(Dataset items)
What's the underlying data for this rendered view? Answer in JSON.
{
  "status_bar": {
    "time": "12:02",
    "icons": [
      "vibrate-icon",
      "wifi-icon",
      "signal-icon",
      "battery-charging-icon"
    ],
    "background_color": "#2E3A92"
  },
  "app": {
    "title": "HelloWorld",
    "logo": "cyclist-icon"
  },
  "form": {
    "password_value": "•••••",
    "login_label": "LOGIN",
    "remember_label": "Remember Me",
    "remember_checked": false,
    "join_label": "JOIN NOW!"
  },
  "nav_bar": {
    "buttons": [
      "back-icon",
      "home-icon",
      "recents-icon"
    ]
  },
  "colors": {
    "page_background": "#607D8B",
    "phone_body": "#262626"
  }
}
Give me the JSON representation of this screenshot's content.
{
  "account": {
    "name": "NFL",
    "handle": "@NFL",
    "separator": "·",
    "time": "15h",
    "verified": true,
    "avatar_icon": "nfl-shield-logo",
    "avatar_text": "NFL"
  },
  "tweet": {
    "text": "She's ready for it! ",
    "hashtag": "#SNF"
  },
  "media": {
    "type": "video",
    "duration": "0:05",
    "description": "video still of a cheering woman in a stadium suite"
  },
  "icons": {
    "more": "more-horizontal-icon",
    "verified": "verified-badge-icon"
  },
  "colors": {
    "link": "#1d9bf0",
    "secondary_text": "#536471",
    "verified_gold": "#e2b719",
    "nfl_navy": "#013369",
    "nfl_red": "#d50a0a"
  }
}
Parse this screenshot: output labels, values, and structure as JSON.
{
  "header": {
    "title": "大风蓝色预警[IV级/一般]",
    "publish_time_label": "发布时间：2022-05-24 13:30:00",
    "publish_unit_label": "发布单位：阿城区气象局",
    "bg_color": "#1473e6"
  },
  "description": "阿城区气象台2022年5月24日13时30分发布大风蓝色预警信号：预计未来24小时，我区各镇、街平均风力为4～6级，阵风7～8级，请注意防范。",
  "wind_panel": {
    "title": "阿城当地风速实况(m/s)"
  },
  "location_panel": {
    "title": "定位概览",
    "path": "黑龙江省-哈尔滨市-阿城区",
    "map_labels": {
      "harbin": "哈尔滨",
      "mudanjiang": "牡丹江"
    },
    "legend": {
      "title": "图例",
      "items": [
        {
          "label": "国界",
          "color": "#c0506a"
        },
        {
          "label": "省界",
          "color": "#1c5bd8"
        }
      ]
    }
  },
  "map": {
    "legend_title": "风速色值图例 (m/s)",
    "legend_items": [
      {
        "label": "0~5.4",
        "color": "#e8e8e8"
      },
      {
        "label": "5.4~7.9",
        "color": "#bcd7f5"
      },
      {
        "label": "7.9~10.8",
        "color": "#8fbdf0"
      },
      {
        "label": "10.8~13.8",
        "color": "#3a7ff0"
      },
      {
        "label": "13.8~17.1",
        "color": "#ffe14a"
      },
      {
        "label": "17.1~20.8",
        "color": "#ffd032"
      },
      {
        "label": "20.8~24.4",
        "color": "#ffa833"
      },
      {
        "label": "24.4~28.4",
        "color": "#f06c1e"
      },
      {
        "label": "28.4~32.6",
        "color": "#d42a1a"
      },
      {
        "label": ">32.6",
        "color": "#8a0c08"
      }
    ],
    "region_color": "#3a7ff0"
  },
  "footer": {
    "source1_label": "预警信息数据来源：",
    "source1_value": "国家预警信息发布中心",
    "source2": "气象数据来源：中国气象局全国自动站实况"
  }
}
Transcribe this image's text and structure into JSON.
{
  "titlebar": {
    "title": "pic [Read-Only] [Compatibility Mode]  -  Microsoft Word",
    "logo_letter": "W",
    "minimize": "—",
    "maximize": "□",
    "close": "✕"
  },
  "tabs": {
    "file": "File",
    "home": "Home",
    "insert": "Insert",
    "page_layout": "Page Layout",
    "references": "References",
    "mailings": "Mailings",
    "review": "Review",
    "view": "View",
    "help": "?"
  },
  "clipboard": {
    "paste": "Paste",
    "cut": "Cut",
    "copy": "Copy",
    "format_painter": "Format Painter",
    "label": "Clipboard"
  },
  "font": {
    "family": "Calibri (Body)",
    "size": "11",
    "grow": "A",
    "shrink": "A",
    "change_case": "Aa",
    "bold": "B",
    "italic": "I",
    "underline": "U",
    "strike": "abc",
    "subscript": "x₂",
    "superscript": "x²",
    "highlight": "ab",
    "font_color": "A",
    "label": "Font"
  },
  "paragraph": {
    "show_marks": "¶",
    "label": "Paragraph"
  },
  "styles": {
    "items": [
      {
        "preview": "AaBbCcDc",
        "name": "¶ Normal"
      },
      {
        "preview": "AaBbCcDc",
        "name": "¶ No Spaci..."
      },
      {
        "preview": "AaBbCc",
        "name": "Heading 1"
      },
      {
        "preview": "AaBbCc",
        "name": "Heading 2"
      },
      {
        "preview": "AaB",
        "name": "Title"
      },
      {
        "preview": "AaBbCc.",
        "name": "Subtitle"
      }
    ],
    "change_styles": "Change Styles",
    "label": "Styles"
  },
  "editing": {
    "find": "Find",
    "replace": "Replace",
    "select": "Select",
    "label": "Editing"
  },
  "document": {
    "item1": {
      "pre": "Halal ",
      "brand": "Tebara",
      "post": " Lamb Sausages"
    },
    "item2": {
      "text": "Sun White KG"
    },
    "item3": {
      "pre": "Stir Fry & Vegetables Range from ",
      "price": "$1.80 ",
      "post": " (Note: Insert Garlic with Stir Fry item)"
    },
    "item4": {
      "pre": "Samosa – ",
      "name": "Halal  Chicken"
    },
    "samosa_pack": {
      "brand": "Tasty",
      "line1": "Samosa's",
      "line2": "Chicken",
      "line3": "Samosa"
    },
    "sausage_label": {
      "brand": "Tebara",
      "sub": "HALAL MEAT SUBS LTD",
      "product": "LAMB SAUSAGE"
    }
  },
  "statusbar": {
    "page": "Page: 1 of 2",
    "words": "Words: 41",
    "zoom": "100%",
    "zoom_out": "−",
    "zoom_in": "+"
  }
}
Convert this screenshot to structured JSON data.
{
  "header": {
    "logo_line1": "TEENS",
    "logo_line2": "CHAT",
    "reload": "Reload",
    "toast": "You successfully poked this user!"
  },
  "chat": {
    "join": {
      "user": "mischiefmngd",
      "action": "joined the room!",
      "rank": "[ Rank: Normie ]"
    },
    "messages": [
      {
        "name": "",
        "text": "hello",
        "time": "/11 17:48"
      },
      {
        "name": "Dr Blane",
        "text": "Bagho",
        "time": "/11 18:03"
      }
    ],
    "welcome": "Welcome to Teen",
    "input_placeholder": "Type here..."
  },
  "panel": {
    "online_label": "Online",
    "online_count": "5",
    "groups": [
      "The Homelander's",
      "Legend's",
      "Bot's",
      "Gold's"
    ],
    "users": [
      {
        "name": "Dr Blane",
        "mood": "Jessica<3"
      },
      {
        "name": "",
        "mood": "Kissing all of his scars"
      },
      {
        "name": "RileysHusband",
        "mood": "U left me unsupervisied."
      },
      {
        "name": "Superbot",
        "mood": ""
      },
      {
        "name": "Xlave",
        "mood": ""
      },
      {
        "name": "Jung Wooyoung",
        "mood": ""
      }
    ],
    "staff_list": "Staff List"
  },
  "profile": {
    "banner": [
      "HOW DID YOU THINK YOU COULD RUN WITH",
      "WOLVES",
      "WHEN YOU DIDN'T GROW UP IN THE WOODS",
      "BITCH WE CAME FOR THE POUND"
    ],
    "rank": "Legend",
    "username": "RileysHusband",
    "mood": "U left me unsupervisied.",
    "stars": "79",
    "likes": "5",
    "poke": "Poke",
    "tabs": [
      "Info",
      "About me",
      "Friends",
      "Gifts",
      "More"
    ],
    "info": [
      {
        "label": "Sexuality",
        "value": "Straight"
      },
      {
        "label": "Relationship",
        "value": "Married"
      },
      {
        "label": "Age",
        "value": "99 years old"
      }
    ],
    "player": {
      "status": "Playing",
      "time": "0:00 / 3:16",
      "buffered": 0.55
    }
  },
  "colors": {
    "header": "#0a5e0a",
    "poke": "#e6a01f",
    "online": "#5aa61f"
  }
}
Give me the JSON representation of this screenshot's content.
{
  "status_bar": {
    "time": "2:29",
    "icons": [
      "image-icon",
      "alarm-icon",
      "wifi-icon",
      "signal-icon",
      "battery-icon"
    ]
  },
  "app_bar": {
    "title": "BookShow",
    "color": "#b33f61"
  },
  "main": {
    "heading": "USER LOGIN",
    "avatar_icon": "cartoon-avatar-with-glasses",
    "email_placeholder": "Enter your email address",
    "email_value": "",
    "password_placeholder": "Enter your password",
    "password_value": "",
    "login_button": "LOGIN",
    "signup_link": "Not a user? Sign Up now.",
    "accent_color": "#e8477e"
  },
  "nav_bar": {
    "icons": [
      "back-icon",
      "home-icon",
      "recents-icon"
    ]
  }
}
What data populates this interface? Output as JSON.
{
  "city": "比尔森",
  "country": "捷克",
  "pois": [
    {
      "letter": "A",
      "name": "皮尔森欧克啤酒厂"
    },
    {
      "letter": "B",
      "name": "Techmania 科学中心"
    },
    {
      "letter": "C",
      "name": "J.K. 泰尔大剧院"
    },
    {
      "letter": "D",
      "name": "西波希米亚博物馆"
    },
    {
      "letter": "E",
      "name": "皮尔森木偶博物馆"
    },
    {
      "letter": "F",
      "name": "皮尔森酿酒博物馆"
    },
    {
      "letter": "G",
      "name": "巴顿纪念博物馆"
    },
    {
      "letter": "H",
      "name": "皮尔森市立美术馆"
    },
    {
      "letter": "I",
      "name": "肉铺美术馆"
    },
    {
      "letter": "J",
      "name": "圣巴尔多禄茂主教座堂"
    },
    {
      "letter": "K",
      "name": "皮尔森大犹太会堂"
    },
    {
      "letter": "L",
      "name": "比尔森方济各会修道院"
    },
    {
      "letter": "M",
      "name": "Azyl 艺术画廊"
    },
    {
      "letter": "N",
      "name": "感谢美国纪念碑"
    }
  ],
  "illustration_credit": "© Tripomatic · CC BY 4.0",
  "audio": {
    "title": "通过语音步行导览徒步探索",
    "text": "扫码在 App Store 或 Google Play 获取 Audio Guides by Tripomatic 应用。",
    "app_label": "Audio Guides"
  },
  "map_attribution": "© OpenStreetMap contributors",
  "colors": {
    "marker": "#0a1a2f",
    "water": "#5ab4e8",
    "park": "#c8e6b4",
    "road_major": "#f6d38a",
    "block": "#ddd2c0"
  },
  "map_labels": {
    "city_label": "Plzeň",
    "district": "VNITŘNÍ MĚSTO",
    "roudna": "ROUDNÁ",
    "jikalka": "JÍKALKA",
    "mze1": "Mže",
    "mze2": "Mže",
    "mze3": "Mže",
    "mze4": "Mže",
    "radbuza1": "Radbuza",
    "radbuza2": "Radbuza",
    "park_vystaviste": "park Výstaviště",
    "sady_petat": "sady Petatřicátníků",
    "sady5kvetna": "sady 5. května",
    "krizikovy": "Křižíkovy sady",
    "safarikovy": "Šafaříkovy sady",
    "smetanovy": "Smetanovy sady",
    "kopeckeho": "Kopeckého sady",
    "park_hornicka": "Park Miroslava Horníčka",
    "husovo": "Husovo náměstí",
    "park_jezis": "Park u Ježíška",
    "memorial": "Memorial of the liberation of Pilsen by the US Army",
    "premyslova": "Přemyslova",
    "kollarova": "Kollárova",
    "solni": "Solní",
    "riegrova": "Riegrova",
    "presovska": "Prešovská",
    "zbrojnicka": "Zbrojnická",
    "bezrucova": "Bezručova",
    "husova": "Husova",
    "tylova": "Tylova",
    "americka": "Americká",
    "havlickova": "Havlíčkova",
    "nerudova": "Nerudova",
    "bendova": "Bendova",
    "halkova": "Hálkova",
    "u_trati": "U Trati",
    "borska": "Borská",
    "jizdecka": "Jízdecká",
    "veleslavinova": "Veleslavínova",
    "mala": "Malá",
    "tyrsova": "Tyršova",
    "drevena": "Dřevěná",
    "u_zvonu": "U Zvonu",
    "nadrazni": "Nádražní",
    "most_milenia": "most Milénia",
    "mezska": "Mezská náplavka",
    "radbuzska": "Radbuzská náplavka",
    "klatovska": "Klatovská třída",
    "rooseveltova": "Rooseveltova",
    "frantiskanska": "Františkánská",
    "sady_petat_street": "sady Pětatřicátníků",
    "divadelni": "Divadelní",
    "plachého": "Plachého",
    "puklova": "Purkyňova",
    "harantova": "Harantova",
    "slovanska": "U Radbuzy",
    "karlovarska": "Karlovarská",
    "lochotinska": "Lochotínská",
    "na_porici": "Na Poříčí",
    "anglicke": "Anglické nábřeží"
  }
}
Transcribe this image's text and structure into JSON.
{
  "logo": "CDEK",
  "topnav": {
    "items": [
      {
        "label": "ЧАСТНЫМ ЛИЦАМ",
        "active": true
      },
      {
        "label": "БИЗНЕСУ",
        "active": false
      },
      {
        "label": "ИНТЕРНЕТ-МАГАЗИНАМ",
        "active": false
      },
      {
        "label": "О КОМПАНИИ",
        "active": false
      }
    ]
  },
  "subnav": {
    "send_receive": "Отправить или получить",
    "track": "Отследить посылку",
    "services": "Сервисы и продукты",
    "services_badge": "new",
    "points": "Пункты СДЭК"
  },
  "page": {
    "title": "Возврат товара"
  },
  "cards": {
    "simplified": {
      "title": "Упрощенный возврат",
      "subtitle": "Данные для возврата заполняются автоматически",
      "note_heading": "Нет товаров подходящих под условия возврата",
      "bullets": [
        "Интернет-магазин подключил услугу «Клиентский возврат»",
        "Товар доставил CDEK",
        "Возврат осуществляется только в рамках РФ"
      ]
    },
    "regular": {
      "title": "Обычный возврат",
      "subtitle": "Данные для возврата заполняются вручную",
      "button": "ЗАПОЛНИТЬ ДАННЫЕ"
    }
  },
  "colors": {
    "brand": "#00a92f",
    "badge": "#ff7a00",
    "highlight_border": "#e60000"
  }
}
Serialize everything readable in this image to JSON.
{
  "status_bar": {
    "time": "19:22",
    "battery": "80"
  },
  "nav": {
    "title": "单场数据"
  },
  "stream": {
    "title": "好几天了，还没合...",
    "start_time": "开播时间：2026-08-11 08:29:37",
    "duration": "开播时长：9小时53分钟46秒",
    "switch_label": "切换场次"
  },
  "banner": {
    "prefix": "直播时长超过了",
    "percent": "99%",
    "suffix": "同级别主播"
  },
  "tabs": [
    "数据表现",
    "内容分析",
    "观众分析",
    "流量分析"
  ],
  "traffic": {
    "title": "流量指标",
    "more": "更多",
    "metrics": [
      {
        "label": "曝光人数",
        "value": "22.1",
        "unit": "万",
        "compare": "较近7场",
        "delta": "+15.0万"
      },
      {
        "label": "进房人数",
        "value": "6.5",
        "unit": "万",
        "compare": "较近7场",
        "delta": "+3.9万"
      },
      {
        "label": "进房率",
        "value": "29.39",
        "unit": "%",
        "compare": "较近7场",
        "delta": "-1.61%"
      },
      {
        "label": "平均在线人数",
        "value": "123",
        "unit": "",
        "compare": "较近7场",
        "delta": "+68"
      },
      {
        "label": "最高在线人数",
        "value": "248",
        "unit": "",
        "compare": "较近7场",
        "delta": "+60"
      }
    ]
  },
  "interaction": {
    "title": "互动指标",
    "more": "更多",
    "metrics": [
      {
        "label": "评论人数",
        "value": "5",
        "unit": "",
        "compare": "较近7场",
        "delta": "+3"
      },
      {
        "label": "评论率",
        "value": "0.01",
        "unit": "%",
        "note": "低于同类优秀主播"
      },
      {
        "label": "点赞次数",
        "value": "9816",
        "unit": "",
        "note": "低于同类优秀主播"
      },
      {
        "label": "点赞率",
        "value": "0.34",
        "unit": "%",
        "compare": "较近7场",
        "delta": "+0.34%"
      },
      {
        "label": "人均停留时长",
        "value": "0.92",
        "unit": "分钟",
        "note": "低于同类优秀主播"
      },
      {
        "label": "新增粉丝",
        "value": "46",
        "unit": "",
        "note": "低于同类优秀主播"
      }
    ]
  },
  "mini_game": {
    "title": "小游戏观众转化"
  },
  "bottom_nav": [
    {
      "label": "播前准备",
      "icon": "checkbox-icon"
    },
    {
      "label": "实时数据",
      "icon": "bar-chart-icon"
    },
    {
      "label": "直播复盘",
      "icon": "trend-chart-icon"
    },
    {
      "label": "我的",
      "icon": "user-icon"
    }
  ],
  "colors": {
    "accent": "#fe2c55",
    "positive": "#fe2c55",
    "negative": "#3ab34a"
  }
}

■ **YOUR TASK**
From the records above, pick out and copy each line holding the word "delta".

■ **ANSWER TO THE PROBLEM**
        "delta": "+15.0万"
        "delta": "+3.9万"
        "delta": "-1.61%"
        "delta": "+68"
        "delta": "+60"
        "delta": "+3"
        "delta": "+0.34%"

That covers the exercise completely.